EXTRACT TO READ

Because EasyFit is considered an interactive data analysis tool, we are always looking for a balance between the feature set and the performance, which is especially important when using EasyFit with Excel worksheets calculated in real time. The limitation on the number of iterations is necessary to make sure the algorithm doesn’t fall into an “infinite loop”, meaning the situation when it’s unable to reach the specified accuracy regardless of how long it continues to work. The problem usually happens when we are hitting the precision limitations of the computer’s CPU: in theory, the algorithm must converge in a limited number of steps, but in reality, it will just continue iterating over and over again without any accuracy improvements.

As a solution, we have made some improvements to the algorithm, making it more robust and efficient, so it now works with the same accuracy, but for a larger range of input parameters. For example, considering the parameters that initially caused the problem (lambda=1902.1 and mu=41857.0), the ICDF(P) can be evaluated for values of P up to 0.999925, which is more than enough for most statistical analysis applications.

TASKS TO PERFORM
[1] List every number written in digits in the passage about the EasyFit algorithm.
[2] Reproduce the passage about the EasyFit algorithm from "As a solution, we" to "statistical analysis applications.".

RECORD EXTRACTS
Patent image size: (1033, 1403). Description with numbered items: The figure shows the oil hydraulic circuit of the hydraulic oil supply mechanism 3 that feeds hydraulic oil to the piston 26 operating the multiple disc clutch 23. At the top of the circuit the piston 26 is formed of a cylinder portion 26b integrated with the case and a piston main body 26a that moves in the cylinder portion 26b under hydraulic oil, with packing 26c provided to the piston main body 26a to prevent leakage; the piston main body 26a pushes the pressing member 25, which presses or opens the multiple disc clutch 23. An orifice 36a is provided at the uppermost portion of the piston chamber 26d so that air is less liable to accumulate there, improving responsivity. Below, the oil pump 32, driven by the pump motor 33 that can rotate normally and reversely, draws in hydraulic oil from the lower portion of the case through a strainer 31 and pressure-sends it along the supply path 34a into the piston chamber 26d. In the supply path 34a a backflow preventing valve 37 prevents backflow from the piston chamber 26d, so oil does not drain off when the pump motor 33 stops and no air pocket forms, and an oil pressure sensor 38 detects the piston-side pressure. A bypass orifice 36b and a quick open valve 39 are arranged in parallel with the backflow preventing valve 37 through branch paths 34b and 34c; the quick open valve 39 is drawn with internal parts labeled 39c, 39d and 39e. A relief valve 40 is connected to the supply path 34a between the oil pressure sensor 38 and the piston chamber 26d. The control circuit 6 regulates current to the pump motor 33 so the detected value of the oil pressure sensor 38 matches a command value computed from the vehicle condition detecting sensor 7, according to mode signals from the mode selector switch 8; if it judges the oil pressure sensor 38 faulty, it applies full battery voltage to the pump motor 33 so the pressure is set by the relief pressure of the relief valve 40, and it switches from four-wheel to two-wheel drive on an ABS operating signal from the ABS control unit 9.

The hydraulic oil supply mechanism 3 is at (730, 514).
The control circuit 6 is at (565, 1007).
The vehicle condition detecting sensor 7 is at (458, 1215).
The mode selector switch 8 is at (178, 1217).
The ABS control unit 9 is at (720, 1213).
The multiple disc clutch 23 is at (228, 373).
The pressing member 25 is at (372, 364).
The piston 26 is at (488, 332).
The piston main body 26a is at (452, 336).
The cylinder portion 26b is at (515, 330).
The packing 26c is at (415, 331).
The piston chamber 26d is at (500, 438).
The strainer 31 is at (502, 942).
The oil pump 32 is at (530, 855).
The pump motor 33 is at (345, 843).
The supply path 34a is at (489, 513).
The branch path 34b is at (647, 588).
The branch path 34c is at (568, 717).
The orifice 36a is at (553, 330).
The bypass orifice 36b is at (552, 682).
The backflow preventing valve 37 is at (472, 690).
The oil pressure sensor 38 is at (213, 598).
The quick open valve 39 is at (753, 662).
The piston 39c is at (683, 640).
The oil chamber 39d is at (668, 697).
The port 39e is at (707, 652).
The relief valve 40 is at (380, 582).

SOLUTIONS
[1]
1902.1
41857.0
0.999925

[2]
As a solution, we have made some improvements to the algorithm, making it more robust and efficient, so it now works with the same accuracy, but for a larger range of input parameters. For example, considering the parameters that initially caused the problem (lambda=1902.1 and mu=41857.0), the ICDF(P) can be evaluated for values of P up to 0.999925, which is more than enough for most statistical analysis applications.